§ **Text passage**

Encryption keys that never change are a liability. If a customer managed key (CMK) in AWS KMS is ever exposed — through a misconfigured IAM policy, a leaked CloudTrail log, or an insider mistake — every object it has ever encrypted stays vulnerable until that key is replaced. That's exactly the risk AWS KMS key rotation is designed to eliminate: it periodically swaps the underlying cryptographic material behind a key while preserving the key's ARN, aliases, and permissions, so nothing downstream breaks.
Despite being a checkbox in the console, a lot of teams either leave it disabled on customer managed keys or don't fully understand what "rotation" actually rotates. This guide walks through enabling and verifying automatic key rotation, tuning the rotation schedule, handling multi-Region keys, and building alerting so a stalled rotation never goes unnoticed. By the end, you'll have a repeatable, auditable rotation setup across every KMS key your account manages.
Step 1: Understand what AWS KMS key rotation actually does
Before touching any settings, it's worth being precise about the mechanics, because the terminology trips people up.

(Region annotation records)
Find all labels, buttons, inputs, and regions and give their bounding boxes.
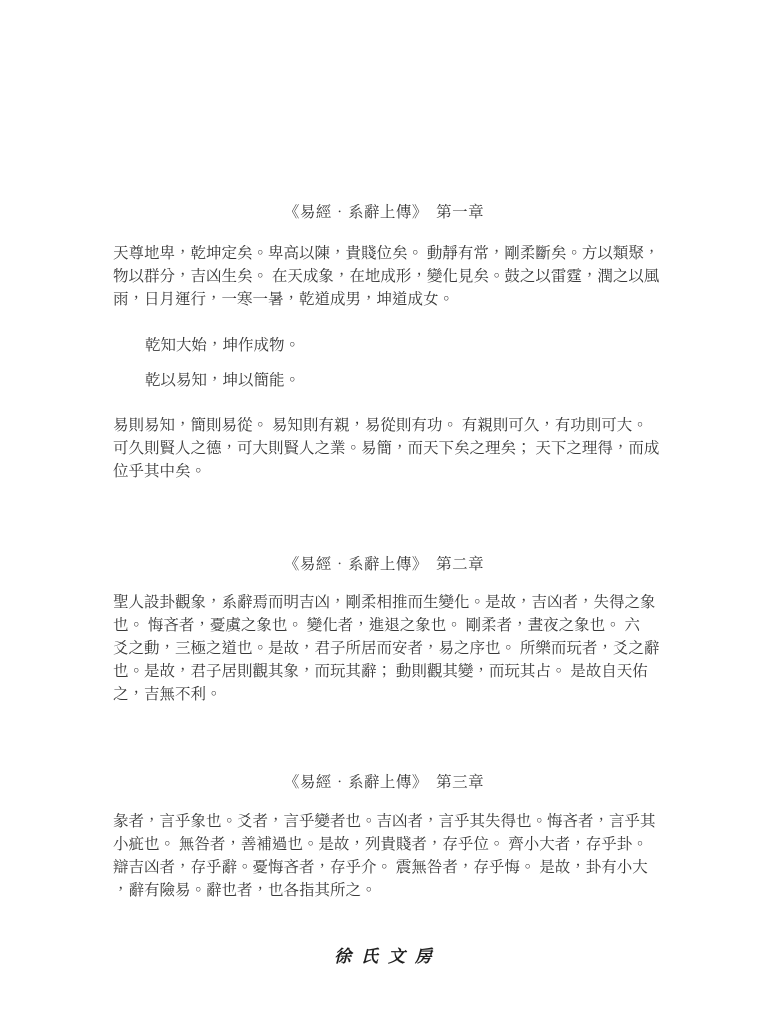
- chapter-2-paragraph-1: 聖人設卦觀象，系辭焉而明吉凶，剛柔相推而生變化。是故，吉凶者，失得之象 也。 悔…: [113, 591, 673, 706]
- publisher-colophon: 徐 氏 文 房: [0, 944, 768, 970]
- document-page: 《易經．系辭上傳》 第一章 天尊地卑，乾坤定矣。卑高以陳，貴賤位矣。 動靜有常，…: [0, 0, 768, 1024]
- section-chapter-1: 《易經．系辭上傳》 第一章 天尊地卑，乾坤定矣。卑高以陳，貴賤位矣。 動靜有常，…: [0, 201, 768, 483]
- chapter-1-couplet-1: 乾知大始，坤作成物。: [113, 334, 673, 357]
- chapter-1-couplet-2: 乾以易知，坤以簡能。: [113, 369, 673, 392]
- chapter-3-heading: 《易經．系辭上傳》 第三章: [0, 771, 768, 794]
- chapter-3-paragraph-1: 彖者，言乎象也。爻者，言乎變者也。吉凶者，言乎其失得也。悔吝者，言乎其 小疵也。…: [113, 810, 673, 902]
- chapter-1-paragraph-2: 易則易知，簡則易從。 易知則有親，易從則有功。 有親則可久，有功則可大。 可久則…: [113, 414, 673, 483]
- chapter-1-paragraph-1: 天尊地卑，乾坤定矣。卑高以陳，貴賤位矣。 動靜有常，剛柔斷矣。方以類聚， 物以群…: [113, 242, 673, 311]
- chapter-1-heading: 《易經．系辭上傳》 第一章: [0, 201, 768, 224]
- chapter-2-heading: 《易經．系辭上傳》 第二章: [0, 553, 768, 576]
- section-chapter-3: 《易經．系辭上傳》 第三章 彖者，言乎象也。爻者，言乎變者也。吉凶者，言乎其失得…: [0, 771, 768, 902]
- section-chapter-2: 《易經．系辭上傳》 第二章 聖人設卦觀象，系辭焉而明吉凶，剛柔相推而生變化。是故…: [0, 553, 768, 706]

==

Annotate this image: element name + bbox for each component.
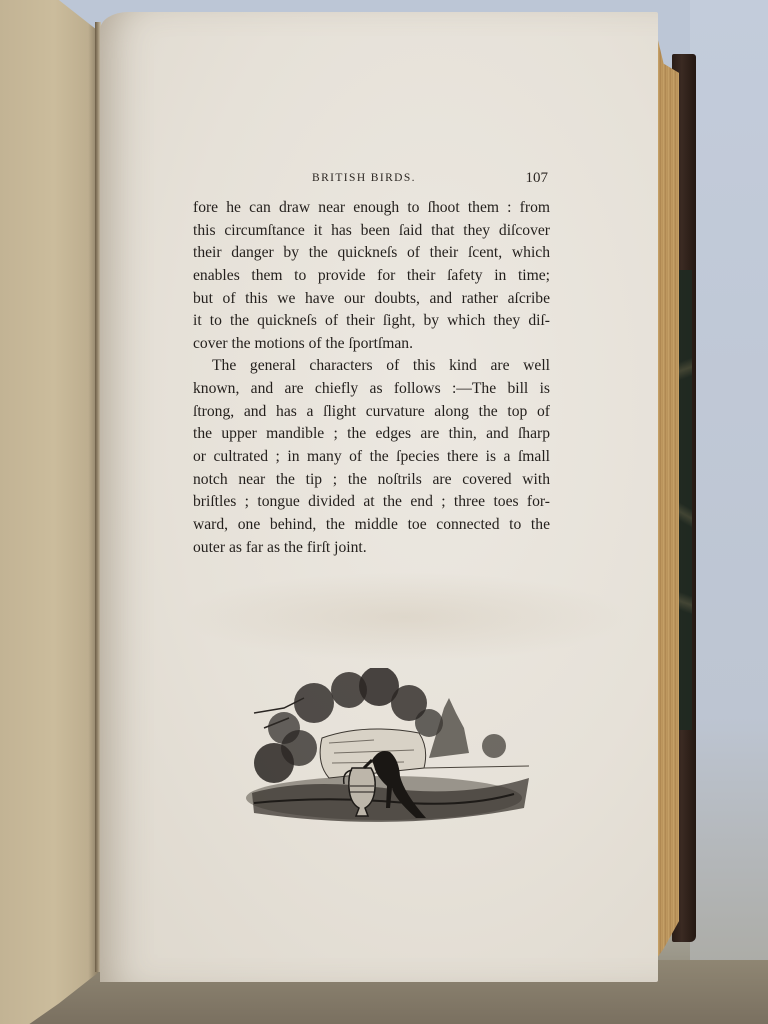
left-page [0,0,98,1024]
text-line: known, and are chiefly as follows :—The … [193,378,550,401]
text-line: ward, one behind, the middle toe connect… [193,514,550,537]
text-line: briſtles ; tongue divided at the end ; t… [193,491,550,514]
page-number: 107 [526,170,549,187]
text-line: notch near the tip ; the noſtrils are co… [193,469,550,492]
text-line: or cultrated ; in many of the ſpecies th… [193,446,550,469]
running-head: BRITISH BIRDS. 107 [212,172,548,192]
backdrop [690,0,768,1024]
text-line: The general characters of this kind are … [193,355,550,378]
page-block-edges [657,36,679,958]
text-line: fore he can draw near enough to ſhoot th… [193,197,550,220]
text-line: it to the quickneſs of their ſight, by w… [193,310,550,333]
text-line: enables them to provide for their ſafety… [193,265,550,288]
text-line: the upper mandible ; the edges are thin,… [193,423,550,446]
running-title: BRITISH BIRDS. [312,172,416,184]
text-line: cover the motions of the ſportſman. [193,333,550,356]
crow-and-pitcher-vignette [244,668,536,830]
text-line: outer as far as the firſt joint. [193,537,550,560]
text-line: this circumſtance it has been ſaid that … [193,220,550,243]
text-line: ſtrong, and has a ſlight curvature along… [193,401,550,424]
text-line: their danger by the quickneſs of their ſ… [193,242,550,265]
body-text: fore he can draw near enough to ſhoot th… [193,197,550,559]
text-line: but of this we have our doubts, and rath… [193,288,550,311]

§ **Task requirements**
In the passage on AWS KMS key rotation, which properties of a key does rotation preserve while it swaps the underlying cryptographic material?

§ **Full response**
It preserves the key's ARN, aliases, and permissions.